Text block:
Monday, April 01, 2002 at 07:55:03 (PST)
Vani, Port Blair,
I actually responded to him on March 13 in the AF/WM poll. More than 2 wks ago.
Asian Dominatrix
  
Sunday, March 31, 2002 at 20:01:59 (PST)
"It will also be offensive to a lot of whites (myself included) to assume that they have not been the target of discrimination just because they are white....But might I bring to your attention the homosexuals who have also been treated thus? The Wiccans and other neo-pagans who have lost their jobs, their children, their homes, and their health, and often not seen justice?"
Very true. I don't think anyone here is trying to claim that Asians are the ONLY victims of discrimination or that racial discrimination is the only sort of discrimination in America or anywhere else. I would say it is highly likely that blacks (and black Hispanics), gays, atheists, etc. face more overt discrimination than Asians.

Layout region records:
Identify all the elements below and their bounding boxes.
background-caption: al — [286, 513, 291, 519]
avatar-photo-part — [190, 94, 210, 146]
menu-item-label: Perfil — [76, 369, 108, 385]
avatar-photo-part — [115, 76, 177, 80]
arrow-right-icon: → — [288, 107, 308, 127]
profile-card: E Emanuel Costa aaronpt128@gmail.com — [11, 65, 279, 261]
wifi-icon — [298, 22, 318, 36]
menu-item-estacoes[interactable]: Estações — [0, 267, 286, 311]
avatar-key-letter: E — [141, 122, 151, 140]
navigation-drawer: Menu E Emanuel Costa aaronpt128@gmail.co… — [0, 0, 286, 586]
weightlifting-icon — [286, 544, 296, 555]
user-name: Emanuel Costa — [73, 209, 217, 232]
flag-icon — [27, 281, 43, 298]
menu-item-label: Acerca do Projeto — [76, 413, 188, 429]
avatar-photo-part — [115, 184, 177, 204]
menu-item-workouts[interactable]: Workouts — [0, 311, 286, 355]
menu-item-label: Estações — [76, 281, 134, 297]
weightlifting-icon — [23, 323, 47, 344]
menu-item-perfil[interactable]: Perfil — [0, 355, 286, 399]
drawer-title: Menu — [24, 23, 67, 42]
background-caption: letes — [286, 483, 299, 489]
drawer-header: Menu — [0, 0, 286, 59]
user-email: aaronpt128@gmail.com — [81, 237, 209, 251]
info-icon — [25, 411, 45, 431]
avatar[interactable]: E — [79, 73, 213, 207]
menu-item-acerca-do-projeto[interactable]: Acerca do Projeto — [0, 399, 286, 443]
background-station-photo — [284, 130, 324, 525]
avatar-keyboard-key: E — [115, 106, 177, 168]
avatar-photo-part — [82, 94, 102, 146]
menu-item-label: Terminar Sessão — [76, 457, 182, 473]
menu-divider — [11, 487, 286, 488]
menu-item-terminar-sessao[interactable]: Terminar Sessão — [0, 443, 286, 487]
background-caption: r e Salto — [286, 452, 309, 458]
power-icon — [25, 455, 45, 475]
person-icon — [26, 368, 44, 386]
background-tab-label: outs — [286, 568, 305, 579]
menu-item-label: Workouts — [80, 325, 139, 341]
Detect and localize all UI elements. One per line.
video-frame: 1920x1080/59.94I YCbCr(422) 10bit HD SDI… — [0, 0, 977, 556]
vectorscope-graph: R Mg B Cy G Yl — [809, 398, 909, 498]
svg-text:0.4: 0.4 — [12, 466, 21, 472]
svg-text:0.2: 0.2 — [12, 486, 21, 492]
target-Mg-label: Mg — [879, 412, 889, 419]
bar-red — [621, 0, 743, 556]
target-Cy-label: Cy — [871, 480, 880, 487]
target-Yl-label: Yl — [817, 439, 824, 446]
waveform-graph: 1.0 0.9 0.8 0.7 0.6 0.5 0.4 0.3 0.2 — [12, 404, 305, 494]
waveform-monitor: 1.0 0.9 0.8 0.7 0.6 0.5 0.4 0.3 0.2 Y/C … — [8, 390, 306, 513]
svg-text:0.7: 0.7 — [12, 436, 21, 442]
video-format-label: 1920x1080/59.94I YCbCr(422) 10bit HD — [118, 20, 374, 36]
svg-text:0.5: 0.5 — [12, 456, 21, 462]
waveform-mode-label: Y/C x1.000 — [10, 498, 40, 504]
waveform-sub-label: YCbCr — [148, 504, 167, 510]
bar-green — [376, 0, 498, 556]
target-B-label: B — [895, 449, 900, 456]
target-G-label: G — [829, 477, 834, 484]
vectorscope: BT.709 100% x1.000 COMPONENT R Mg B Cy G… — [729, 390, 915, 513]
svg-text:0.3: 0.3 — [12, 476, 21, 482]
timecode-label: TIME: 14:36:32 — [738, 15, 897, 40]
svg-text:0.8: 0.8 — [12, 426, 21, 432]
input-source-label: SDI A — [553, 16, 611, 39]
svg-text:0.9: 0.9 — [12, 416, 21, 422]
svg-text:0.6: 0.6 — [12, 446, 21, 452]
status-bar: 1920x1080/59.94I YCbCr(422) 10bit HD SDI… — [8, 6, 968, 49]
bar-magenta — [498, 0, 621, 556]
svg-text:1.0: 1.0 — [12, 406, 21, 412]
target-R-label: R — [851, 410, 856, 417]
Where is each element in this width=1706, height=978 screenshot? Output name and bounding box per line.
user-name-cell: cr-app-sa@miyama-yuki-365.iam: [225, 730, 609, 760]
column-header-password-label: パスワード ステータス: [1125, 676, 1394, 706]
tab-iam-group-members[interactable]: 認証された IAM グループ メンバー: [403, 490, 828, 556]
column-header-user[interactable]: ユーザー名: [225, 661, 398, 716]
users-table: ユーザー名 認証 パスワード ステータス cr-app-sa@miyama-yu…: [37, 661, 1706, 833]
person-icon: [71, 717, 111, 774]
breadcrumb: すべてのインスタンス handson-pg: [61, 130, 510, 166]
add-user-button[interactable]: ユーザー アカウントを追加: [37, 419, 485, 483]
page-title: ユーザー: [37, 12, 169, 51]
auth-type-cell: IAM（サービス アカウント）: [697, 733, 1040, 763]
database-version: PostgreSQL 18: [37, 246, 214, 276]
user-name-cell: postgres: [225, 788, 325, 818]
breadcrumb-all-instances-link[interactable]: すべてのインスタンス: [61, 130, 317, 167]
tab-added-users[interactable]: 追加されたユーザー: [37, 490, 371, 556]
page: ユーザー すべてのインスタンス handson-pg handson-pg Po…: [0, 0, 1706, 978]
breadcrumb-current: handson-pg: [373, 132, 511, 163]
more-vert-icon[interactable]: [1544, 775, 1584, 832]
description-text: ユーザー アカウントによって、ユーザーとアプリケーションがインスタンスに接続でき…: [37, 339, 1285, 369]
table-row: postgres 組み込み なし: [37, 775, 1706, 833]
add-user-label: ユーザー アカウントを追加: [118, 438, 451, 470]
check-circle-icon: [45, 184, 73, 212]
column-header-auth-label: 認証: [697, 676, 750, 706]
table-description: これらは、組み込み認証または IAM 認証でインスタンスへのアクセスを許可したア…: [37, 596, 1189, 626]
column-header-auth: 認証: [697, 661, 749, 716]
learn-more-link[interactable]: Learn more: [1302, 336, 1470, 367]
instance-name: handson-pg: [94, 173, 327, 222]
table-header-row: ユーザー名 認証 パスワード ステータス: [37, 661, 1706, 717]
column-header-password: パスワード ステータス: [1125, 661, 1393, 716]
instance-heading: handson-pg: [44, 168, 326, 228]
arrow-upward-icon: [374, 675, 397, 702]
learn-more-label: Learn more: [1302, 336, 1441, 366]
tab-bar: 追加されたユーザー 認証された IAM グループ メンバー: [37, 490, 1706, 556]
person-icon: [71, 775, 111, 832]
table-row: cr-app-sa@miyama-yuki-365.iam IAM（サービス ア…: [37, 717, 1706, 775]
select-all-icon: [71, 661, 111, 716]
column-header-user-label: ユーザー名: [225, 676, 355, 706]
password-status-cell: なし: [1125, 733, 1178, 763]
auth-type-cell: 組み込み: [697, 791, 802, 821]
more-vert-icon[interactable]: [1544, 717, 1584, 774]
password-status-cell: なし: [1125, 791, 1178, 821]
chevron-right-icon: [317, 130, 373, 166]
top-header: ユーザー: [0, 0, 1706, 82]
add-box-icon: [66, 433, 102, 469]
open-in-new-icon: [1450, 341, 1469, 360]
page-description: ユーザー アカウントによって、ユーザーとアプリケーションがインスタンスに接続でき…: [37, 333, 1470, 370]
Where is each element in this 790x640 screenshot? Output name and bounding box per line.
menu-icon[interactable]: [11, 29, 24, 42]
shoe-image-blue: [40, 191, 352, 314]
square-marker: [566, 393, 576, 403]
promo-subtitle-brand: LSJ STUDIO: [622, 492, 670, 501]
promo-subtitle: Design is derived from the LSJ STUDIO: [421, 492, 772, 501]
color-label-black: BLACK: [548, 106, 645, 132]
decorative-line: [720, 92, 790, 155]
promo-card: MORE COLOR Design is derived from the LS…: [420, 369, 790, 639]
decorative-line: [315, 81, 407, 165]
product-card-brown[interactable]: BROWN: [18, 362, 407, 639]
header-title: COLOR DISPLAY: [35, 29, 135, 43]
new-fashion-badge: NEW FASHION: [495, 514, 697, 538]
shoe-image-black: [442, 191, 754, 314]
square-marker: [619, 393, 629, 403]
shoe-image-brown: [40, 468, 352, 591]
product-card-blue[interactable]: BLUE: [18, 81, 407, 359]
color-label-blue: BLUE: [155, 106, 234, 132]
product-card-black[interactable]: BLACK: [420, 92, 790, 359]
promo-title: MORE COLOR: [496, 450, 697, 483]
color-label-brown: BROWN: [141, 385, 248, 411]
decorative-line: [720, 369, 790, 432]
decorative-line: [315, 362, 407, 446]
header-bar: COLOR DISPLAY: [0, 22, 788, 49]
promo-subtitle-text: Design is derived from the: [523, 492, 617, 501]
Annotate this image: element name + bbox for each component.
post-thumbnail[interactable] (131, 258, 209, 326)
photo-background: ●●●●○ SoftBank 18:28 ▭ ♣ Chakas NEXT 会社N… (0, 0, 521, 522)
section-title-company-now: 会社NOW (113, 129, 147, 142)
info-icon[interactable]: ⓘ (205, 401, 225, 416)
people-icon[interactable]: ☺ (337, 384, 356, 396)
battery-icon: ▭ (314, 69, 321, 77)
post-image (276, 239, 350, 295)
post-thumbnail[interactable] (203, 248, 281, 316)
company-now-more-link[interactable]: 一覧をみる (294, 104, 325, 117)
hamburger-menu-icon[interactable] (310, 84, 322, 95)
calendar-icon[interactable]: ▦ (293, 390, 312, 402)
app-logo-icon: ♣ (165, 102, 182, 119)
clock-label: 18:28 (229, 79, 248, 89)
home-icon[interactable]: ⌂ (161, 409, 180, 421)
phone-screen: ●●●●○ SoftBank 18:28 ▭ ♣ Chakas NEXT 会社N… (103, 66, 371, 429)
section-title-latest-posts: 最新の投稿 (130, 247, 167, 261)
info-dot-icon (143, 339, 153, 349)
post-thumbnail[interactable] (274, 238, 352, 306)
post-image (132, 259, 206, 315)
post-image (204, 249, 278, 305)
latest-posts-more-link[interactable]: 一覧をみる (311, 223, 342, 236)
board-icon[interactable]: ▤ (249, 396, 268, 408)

Exercise: Continue the forum posts on discrimination, starting after the last sentence shown.

Result of the task:
And as far as sexism goes, many of us well aware that when compared with the white man, the white woman still has a much tougher battle moving up the corporate (or academic) ladder. I've noticed in England, for instance, that when girls perform better than boys on their public exams, there is great concern and worry in newspapers about why boys are doing worse, but when boys are doing better, you get triumphant headlines like "Boys are back on top!" Trouble is, despite all the talk of equal rights and equal opportunities, some groups are still at the top of the pecking order--and that is the stinger. This is not whining: this is just acknowledging the basic facts. Take Carly Fiorina. If she were a man, do you think she would encounter as much flack as she has about trying to change HP (whatever we might think of her ideas)? I have always found it quite interesting how men get commended for being daring but women get criticised for it. And if she were Asian, she'd probably be called a pushy dragonlady.
However, since this is an Asian website, much of the discussion here will naturally be focused on anti-Asian discrimination in a supposedly pluralistic America (or Britain).Many of us know that Asians continue to face overt and covert forms of racism, and that we can't always expect alliances: for instance, when I go to conferences, I notice that white men are usually more willing to speak to me than white women are even tho' I expect to find more professional alliances amongst the latter.
And sometimes on this site, it is as easy to slip into stereotyping as any one else, especially when someone posts an idiotic, inflammatory remark like "White girls rule" (on another forum), "Black girls are better". No one likes to be told that their race/gender is inferior! Hell, I don't even like it when WM come to the AF/WM site saying that Asian females are superior to white ones. My first reaction is always "What gives YOU the right to decide what men/women are better?"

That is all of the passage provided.